Could you repeat the records below exactly, leaving out any pictures?

# SOURCE RECORDS
• • • •
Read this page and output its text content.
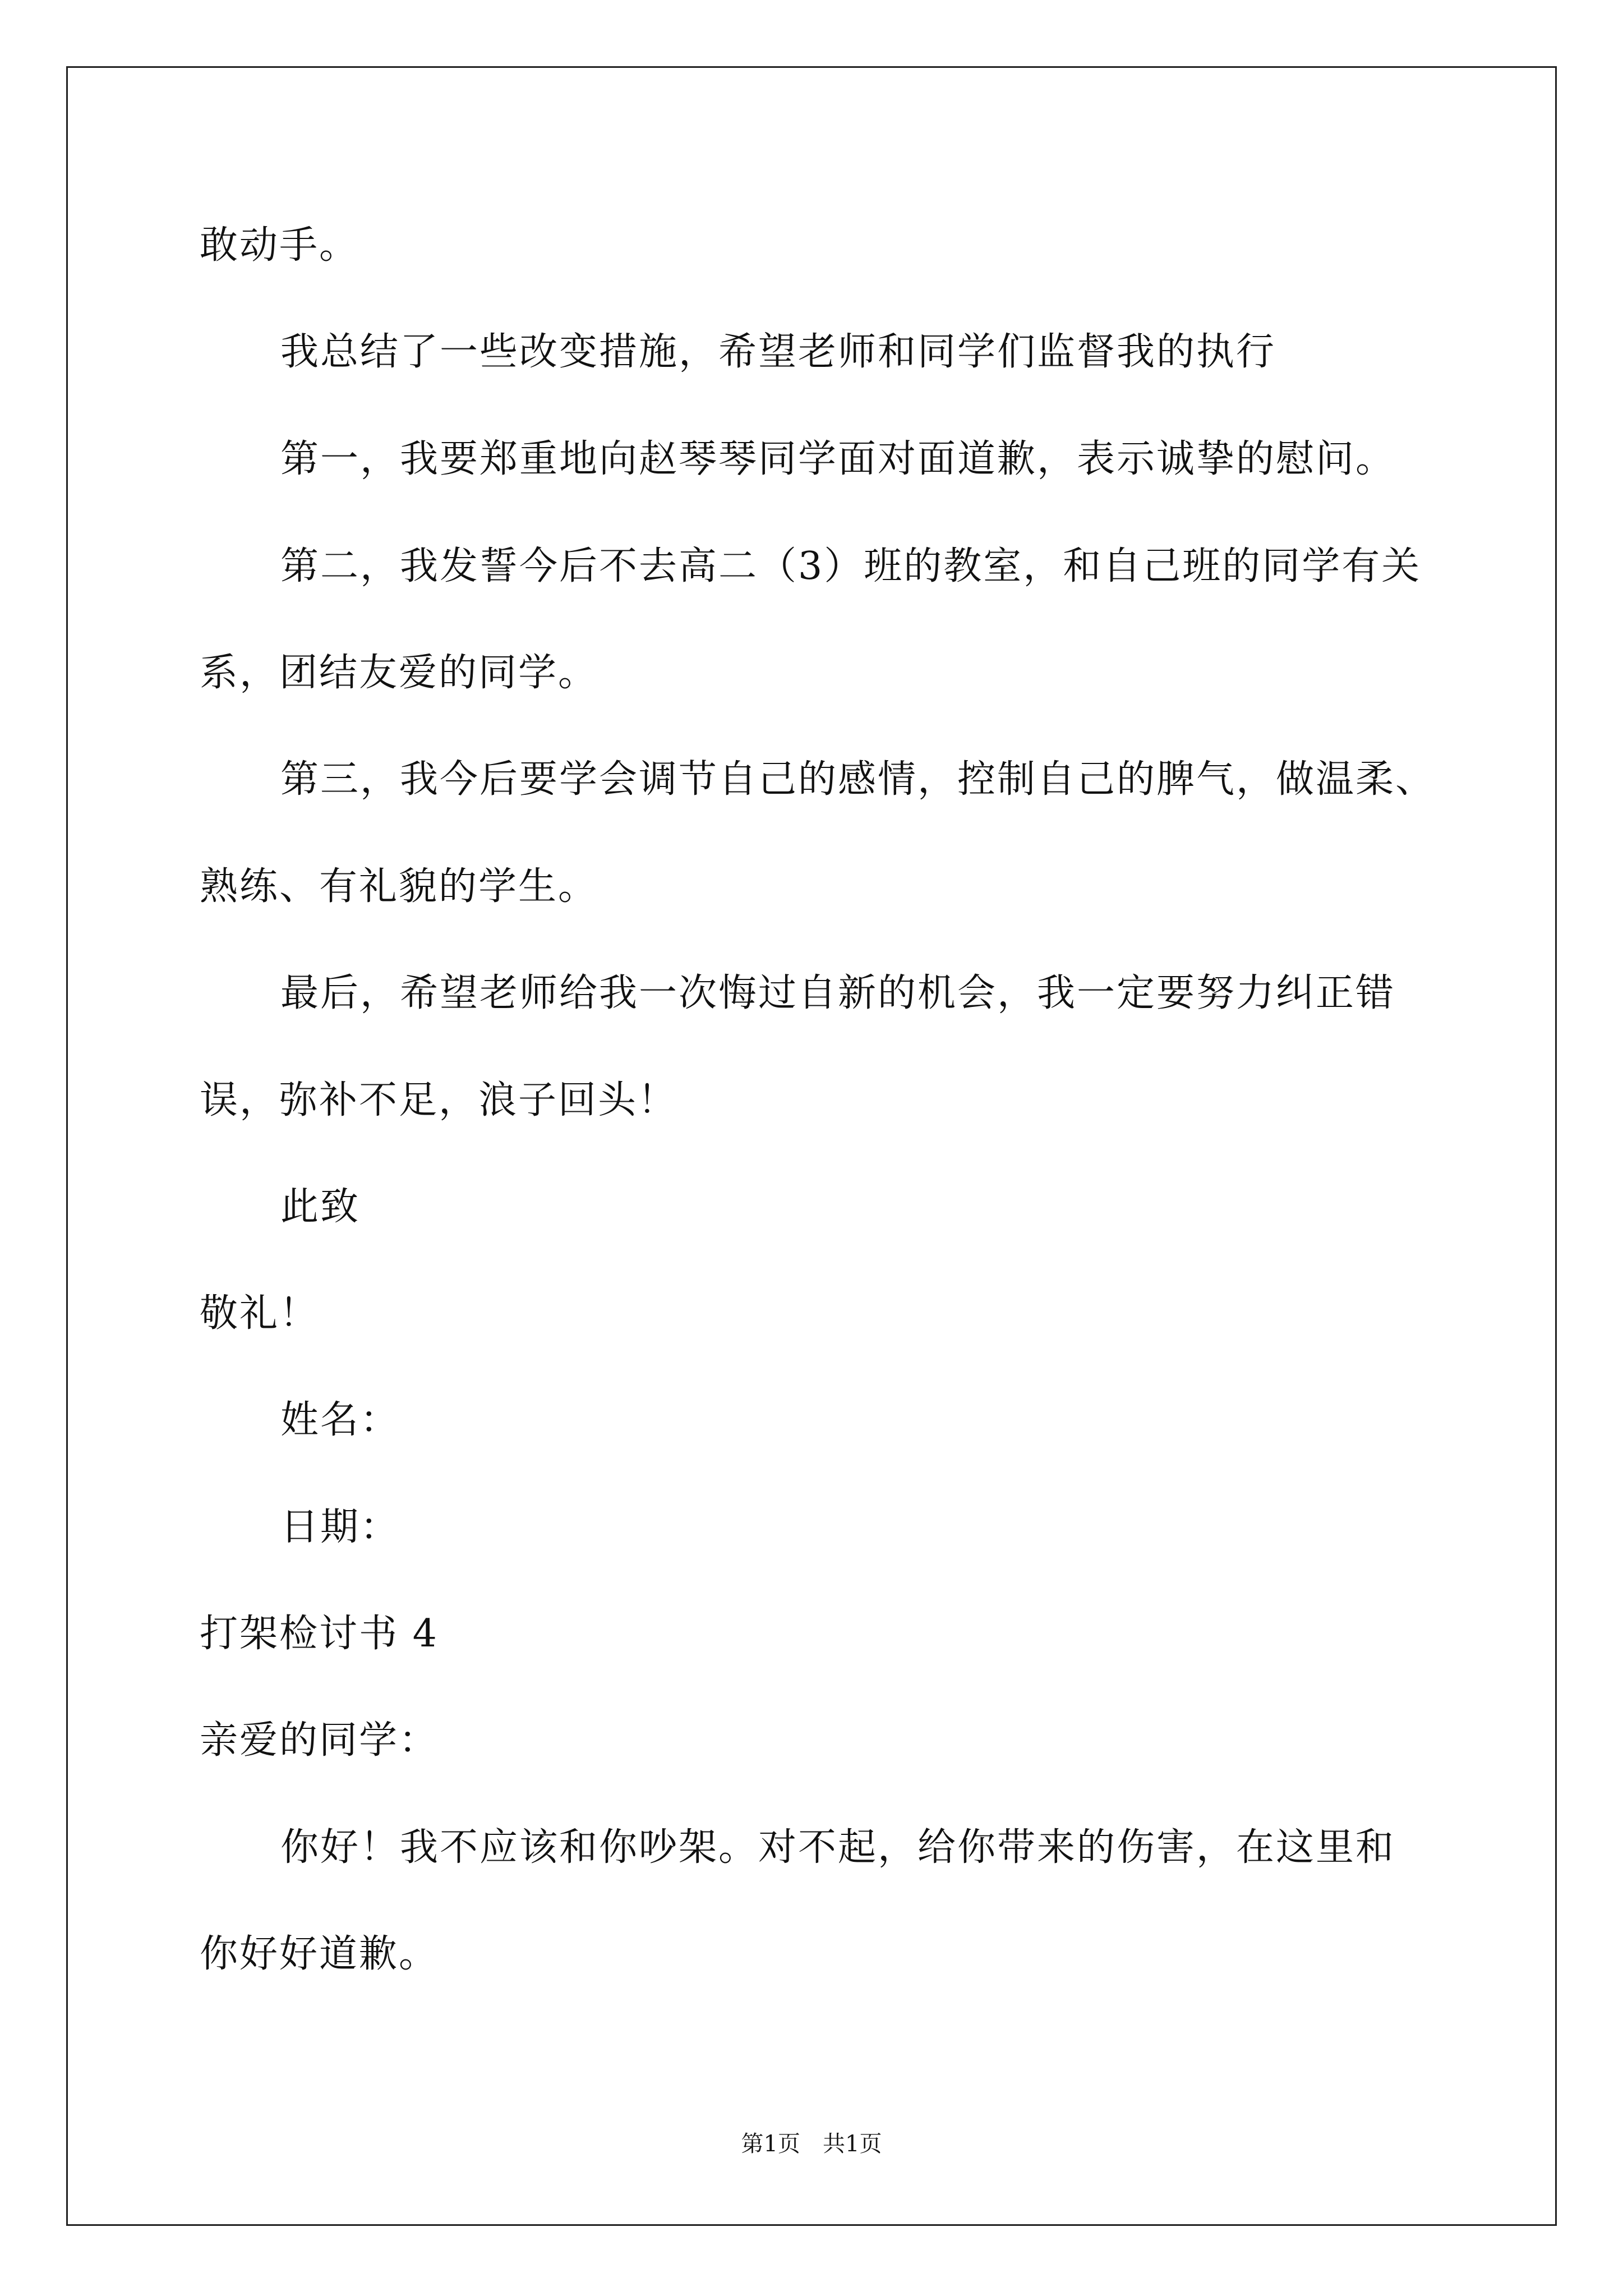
敢动手。
我总结了一些改变措施，希望老师和同学们监督我的执行
第一，我要郑重地向赵琴琴同学面对面道歉，表示诚挚的慰问。
第二，我发誓今后不去高二（3）班的教室，和自己班的同学有关
系，团结友爱的同学。
第三，我今后要学会调节自己的感情，控制自己的脾气，做温柔、
熟练、有礼貌的学生。
最后，希望老师给我一次悔过自新的机会，我一定要努力纠正错
误，弥补不足，浪子回头！
此致
敬礼！
姓名：
日期：
打架检讨书 4
亲爱的同学：
你好！我不应该和你吵架。对不起，给你带来的伤害，在这里和
你好好道歉。
第1页　共1页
• • • •
# EXERCISE ANSWER
Read this page and output its text content.
敢动手。
我总结了一些改变措施，希望老师和同学们监督我的执行
第一，我要郑重地向赵琴琴同学面对面道歉，表示诚挚的慰问。
第二，我发誓今后不去高二（3）班的教室，和自己班的同学有关
系，团结友爱的同学。
第三，我今后要学会调节自己的感情，控制自己的脾气，做温柔、
熟练、有礼貌的学生。
最后，希望老师给我一次悔过自新的机会，我一定要努力纠正错
误，弥补不足，浪子回头！
此致
敬礼！
姓名：
日期：
打架检讨书 4
亲爱的同学：
你好！我不应该和你吵架。对不起，给你带来的伤害，在这里和
你好好道歉。
第1页　共1页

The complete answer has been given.